> [SOURCE PASSAGE]:
8.07.2008

Resurrecting the Machine


What can the city teach the state? In the early Twentieth Century, “progressive” reformers killed the political machines in American cities. Machine politics was based on a weak executive. A multitude of single-member wards each elected a councilman / alderman that represented the interests of his ward. Things got done by logrolling the interests of the wards together, and strong (and corrupt) parties were the only way to align all of the disparate actors together to produce a majority. Everybody got his narrow interest taken care of; everybody got his quota of patronage jobs to pass out to stay elected; everybody was taken care of by the party. Only coalition builders could get anything done at all, and the graft kings were coalition builders par excelance. Every ward was individually represented, and every voter was likely to have actually meant his alderman. (It’s worth noting that to this day Chicago persists under a “weak mayor” system. The irony.)

(Stored items from a collection)
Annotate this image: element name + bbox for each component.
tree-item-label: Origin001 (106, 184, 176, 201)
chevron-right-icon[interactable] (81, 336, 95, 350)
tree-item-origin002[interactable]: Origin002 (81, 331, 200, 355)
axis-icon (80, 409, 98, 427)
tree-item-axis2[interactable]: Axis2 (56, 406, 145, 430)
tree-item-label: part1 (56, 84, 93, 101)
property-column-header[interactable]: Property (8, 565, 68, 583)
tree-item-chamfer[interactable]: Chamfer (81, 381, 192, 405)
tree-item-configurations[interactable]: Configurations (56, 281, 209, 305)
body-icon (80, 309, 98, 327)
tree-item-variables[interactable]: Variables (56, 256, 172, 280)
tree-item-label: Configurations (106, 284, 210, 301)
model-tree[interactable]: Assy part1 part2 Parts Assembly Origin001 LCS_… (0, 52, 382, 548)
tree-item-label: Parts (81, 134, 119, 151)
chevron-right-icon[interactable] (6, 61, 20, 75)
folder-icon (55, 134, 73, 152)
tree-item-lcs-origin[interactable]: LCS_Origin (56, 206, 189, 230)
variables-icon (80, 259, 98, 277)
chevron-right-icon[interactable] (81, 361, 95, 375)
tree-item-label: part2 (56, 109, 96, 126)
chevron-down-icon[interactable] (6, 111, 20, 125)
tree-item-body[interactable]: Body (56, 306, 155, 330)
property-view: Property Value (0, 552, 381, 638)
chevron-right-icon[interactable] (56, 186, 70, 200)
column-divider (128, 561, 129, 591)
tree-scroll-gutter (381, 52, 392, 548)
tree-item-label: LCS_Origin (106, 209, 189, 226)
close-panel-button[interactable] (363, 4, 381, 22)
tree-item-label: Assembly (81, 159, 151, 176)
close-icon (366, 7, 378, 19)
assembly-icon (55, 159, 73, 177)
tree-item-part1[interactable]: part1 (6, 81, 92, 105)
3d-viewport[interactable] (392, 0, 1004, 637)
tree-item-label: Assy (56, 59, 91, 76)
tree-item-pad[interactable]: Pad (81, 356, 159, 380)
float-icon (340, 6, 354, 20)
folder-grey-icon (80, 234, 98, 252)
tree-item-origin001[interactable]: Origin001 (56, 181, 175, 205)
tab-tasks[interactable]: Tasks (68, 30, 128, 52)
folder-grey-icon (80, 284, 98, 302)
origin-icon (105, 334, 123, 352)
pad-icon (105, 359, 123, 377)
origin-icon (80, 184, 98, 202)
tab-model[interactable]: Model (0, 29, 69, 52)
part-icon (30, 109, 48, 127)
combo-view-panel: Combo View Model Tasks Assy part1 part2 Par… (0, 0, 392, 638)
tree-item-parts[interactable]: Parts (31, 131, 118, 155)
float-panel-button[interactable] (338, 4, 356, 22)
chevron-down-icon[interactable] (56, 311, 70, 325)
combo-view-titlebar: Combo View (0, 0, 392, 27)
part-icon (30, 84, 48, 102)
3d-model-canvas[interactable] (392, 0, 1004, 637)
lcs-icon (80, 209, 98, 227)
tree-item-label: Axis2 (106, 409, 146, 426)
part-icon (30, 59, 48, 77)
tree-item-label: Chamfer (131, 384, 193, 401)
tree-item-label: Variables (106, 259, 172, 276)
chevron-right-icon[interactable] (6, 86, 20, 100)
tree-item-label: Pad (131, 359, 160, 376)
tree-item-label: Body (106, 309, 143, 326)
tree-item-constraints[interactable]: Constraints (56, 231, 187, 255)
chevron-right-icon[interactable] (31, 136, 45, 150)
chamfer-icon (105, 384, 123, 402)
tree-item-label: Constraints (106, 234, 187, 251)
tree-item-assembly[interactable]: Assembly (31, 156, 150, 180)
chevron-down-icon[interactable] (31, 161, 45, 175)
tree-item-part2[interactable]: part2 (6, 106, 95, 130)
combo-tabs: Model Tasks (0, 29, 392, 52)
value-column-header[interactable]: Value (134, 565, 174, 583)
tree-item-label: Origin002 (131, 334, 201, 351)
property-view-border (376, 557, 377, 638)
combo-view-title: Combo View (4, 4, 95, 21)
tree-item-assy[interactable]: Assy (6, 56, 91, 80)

> [WHAT YOU NEED TO DO]:
(1) Answer these questions from the post on machine politics:
(a) What did "progressive" reformers kill in American cities in the early Twentieth Century?
(b) On what was machine politics based?
(c) Which city still operates under a "weak mayor" system?
(2) Decide whether each statement agrees with the post on machine politics, and give yes or no with the words from the post that settle it:
(a) Each ward elected several councilmen.
(b) Strong parties were the only way to bring the disparate actors together into a majority.
(c) Chicago has since abandoned the "weak mayor" system.
The rows are not required for the work.

> [SOLUTIONS BY TASK]:
(1)
(a) The political machines.
(b) A weak executive.
(c) Chicago.

(2)
(a) No: "A multitude of single-member wards each elected a councilman / alderman that represented the interests of his ward."
(b) Yes: "strong (and corrupt) parties were the only way to align all of the disparate actors together to produce a majority."
(c) No: "to this day Chicago persists under a “weak mayor” system."